● TASK TO CARRY OUT: Check every line of the entries for "getigert", and copy the lines that hold it.

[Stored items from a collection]
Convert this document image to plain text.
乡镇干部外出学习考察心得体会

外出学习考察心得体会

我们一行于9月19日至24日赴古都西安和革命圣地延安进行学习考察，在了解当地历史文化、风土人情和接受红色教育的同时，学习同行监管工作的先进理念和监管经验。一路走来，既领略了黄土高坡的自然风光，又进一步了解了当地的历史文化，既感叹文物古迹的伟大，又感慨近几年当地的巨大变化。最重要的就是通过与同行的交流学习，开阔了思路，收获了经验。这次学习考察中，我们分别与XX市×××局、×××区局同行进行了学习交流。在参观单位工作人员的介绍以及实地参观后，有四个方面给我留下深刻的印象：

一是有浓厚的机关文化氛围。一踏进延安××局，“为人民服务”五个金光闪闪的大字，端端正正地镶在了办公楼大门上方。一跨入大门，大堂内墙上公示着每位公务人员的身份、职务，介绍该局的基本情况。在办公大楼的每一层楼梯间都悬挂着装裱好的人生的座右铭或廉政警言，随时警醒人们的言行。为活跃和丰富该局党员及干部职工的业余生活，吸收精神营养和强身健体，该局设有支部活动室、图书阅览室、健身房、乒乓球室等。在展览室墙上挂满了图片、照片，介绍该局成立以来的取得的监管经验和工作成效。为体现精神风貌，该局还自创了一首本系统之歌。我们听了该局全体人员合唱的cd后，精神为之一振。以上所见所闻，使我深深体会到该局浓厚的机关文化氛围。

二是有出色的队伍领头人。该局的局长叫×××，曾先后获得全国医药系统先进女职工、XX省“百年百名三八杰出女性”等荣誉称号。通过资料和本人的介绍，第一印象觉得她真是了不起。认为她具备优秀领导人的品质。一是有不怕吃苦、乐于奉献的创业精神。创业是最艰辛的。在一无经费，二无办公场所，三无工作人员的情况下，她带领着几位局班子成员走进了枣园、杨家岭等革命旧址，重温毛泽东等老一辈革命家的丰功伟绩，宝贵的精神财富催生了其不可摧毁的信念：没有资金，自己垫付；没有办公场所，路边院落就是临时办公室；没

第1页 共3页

...

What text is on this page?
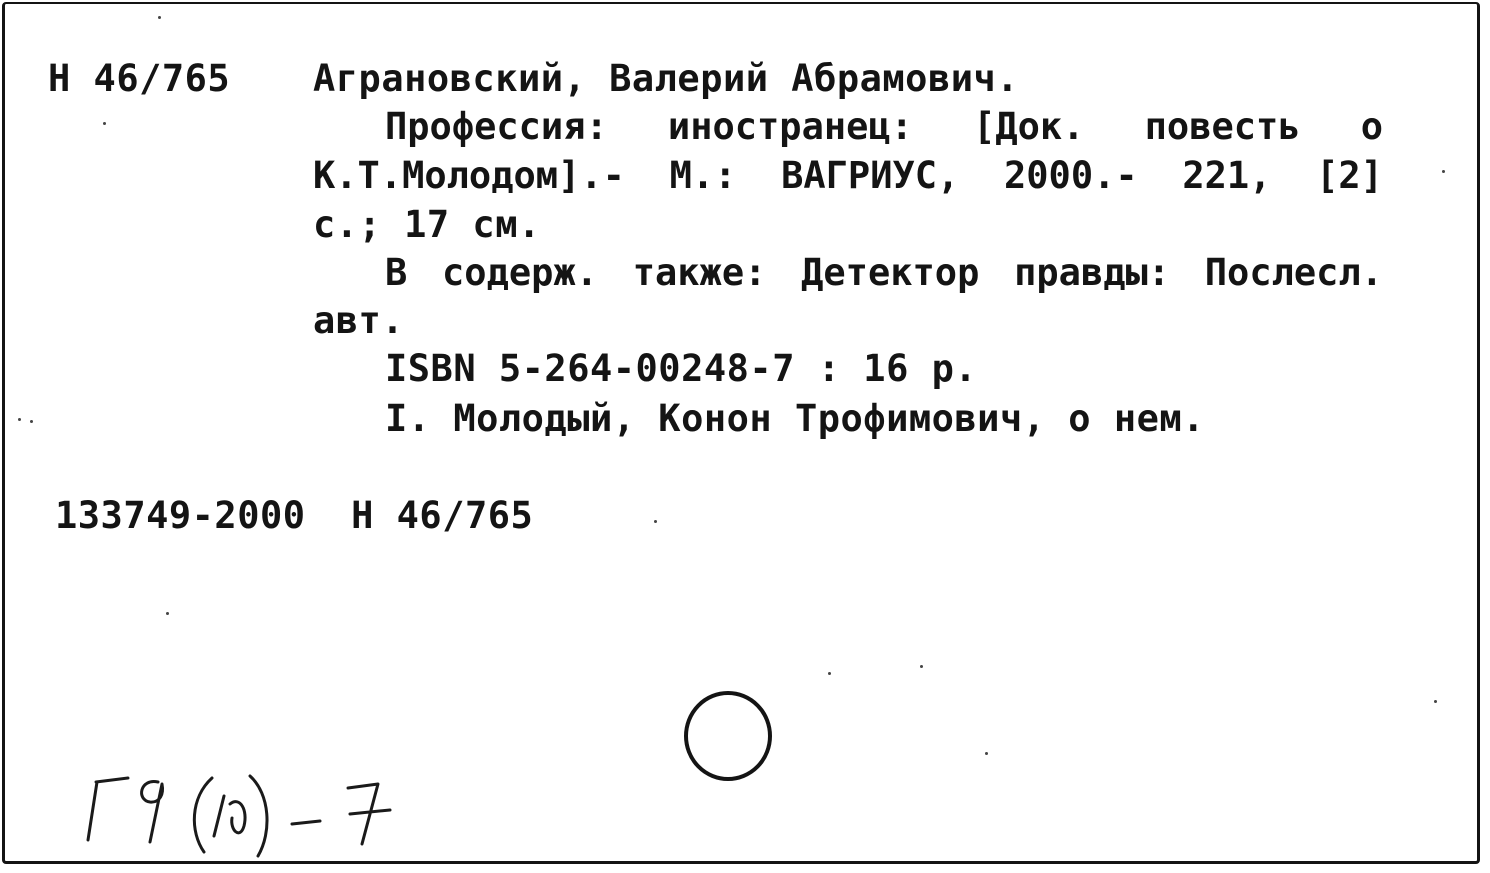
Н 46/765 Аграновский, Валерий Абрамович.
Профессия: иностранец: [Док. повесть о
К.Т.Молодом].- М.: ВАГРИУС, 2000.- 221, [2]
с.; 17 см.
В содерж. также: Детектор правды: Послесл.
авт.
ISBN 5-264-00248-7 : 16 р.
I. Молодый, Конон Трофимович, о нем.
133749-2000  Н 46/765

...

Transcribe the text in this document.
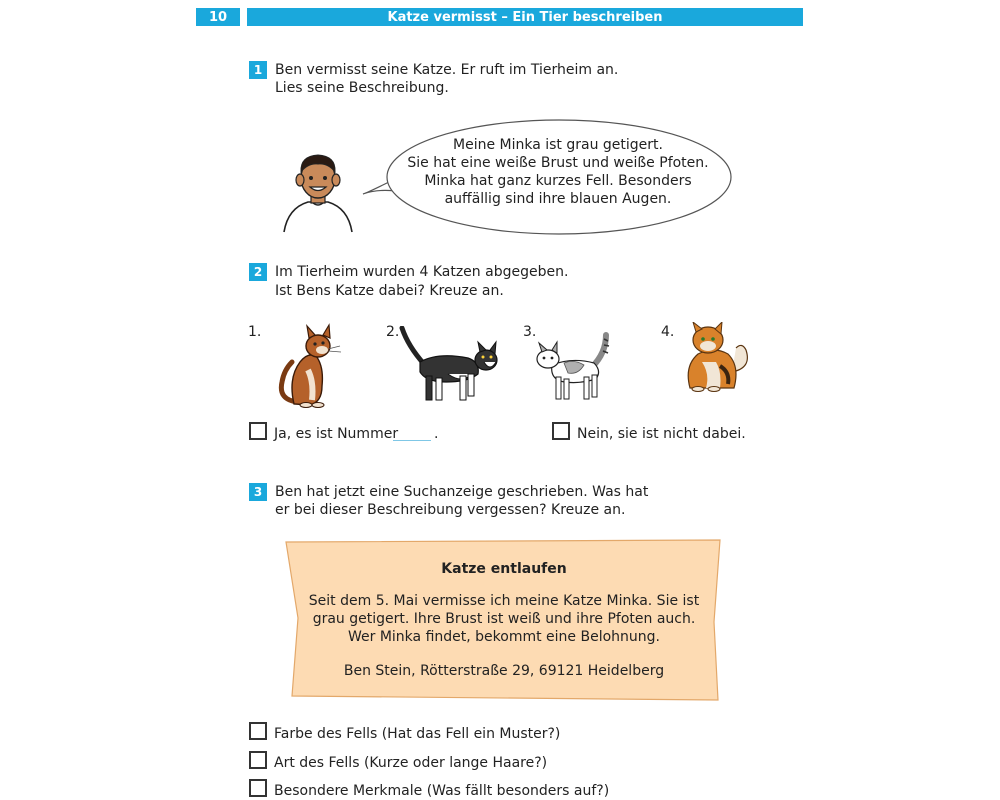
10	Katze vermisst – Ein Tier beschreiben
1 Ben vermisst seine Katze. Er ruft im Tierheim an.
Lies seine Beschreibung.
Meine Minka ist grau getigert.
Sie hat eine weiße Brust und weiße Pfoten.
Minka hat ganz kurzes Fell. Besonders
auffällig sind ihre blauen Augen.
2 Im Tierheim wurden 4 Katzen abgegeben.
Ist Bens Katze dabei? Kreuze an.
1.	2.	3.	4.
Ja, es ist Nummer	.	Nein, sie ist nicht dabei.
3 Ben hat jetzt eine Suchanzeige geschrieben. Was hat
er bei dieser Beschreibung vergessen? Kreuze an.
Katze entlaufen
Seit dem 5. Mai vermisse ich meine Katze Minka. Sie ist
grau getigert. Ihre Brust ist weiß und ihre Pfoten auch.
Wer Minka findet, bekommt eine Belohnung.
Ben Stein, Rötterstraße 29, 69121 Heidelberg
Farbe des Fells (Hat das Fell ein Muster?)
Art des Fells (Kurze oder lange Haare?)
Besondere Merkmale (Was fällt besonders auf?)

● TASK ANSWER:
Meine Minka ist grau getigert.
grau getigert. Ihre Brust ist weiß und ihre Pfoten auch.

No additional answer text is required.